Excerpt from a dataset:

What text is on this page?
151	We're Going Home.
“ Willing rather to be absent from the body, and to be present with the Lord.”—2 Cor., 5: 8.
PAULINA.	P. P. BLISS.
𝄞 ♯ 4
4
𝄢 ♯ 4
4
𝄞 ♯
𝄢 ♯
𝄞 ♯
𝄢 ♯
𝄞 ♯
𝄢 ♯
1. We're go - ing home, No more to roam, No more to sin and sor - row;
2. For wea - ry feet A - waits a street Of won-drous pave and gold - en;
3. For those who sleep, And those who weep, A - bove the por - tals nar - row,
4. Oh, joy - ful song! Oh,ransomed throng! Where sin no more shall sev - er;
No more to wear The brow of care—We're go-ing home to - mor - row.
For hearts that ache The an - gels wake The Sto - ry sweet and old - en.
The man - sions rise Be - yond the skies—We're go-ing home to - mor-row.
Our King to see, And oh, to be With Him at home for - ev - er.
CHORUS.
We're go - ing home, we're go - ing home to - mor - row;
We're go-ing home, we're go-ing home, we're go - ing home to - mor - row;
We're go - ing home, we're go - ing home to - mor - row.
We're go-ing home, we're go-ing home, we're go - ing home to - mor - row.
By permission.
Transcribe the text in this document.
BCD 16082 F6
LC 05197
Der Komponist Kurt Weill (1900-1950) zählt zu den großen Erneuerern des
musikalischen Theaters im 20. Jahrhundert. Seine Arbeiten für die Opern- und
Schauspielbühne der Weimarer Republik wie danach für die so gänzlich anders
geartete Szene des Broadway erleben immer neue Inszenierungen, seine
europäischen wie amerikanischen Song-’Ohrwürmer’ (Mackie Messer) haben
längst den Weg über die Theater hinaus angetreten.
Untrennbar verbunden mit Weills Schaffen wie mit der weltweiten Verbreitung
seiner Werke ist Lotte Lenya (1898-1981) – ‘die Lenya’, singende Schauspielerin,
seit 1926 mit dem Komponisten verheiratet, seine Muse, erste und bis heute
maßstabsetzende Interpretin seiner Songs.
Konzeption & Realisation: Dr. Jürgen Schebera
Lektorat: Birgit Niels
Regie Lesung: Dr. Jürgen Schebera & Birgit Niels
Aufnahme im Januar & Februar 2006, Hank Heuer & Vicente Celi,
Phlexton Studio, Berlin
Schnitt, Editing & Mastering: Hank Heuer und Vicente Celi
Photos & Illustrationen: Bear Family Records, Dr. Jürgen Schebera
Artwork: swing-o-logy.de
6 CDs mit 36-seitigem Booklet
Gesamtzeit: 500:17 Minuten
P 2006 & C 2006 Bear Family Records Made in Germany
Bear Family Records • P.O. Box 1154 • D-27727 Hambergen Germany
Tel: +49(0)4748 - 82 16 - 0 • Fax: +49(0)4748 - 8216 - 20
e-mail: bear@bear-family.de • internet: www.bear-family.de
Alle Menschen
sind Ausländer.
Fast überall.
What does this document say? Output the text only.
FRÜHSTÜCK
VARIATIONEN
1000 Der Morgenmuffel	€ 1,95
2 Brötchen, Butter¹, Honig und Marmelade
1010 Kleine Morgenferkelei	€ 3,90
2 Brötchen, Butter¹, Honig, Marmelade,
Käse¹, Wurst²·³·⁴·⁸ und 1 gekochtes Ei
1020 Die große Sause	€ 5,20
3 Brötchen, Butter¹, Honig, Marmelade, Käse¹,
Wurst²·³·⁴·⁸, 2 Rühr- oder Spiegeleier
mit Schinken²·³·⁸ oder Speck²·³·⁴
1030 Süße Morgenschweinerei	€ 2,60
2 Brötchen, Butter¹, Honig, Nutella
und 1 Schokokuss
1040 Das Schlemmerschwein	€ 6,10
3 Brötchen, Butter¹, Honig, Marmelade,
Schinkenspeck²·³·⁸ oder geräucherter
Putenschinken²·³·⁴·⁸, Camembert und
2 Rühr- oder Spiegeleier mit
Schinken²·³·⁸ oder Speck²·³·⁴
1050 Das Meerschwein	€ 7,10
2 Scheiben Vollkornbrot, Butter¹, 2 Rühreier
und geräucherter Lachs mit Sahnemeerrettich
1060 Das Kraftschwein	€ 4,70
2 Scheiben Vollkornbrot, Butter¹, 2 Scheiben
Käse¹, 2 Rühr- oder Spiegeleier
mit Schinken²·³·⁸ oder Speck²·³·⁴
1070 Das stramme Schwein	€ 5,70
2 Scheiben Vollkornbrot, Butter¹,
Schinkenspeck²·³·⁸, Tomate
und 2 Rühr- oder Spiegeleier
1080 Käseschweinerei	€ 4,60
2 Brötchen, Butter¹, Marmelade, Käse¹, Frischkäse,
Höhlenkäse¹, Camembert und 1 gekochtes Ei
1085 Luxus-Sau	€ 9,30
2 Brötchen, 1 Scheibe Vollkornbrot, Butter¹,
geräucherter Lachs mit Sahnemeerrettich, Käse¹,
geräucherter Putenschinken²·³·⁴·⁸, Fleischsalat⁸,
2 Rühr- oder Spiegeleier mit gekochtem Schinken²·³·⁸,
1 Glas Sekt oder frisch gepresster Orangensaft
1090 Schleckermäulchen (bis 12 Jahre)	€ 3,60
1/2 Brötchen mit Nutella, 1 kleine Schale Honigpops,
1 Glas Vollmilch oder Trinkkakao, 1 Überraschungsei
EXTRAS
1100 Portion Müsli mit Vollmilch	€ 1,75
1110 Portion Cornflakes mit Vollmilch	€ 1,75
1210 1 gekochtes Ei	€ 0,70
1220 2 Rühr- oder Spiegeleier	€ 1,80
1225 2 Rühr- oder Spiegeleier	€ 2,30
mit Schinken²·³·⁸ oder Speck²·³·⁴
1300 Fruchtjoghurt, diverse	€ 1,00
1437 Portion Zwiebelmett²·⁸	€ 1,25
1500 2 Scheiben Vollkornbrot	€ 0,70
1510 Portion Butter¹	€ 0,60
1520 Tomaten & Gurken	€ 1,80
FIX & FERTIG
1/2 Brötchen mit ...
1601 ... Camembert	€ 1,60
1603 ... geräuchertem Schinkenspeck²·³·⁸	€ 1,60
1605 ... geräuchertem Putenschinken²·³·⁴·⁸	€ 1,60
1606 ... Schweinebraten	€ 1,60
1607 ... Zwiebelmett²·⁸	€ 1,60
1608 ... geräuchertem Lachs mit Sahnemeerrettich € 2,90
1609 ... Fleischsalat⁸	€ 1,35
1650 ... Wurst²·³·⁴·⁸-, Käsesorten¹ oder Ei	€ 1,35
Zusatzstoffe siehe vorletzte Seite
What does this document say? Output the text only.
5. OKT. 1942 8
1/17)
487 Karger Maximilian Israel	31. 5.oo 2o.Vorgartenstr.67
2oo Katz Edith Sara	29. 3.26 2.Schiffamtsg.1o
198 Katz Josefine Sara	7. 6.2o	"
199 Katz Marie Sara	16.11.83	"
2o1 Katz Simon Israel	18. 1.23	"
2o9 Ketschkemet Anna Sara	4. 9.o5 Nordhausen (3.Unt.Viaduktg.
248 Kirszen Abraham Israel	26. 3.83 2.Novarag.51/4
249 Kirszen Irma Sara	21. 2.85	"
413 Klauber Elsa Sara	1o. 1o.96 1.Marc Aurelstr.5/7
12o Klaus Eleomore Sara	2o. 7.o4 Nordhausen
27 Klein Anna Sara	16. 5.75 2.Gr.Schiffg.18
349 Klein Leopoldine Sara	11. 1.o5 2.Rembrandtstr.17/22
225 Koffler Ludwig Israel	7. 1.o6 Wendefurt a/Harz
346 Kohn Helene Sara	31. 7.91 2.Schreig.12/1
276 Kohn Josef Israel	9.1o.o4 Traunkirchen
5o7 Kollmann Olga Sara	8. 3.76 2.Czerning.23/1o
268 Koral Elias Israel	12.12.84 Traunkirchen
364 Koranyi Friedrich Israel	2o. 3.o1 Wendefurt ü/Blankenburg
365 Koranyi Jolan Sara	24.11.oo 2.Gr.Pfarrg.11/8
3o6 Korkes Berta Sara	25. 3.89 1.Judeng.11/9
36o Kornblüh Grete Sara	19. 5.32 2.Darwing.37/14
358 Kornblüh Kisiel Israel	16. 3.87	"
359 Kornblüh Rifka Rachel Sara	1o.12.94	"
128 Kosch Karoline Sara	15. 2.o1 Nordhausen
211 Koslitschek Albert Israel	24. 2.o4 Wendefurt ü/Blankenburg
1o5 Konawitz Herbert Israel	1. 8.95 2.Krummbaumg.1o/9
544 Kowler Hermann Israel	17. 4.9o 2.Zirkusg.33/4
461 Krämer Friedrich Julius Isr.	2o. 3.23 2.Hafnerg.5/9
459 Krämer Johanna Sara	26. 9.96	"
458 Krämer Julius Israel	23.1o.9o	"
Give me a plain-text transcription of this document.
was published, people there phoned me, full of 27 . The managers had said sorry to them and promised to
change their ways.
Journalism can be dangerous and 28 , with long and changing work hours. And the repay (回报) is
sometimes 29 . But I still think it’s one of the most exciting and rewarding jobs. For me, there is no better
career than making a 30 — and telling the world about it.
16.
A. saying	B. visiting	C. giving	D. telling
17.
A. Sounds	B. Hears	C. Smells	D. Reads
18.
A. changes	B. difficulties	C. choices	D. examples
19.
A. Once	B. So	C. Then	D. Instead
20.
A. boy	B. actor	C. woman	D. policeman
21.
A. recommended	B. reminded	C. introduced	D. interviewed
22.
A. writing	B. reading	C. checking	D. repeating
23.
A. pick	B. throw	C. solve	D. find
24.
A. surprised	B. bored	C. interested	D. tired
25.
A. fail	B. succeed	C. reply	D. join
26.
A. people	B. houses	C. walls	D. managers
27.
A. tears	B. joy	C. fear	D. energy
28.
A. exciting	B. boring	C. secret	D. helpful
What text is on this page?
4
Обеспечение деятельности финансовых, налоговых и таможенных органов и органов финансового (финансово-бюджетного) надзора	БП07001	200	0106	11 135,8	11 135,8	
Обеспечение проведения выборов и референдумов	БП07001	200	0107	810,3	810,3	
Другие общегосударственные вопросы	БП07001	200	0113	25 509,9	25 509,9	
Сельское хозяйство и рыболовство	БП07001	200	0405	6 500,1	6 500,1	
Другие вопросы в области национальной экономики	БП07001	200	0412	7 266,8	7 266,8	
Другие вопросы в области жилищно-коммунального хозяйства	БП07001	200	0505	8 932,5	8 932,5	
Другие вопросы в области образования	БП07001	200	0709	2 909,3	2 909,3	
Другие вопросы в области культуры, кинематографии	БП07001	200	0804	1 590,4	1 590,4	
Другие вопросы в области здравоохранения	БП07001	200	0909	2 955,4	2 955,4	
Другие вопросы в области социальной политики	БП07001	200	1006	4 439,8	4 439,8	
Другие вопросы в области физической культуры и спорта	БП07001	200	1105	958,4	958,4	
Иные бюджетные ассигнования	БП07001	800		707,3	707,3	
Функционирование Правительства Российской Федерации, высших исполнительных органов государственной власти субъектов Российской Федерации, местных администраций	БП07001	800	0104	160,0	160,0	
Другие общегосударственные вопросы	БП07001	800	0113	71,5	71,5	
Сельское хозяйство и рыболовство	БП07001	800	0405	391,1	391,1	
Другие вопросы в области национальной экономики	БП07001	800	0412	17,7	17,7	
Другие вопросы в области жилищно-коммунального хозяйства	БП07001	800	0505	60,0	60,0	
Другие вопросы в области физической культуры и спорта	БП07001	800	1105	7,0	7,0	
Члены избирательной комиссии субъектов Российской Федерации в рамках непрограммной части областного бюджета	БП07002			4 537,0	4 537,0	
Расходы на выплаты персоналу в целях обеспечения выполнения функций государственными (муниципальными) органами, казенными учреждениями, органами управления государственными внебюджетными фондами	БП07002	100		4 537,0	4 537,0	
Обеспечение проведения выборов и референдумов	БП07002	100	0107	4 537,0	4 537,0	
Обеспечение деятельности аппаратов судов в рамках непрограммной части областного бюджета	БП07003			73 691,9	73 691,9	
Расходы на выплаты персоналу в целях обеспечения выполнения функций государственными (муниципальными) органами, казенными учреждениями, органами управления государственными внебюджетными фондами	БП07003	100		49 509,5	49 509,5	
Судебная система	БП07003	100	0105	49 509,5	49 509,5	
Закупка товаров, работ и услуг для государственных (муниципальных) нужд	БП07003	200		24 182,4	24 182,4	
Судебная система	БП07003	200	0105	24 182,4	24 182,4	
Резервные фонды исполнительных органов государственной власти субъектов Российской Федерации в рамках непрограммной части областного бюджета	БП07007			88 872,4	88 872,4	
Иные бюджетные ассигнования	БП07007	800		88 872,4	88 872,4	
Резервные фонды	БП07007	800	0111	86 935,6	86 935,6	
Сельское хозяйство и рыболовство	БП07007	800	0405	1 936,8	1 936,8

THE EXERCISE:
Each line that holds the word "выплаты" is to be copied.

TASK SOLUTION:
Расходы на выплаты персоналу в целях обеспечения выполнения функций государственными (муниципальными) органами, казенными учреждениями, органами управления государственными внебюджетными фондами	БП07002	100		4 537,0	4 537,0	
Расходы на выплаты персоналу в целях обеспечения выполнения функций государственными (муниципальными) органами, казенными учреждениями, органами управления государственными внебюджетными фондами	БП07003	100		49 509,5	49 509,5	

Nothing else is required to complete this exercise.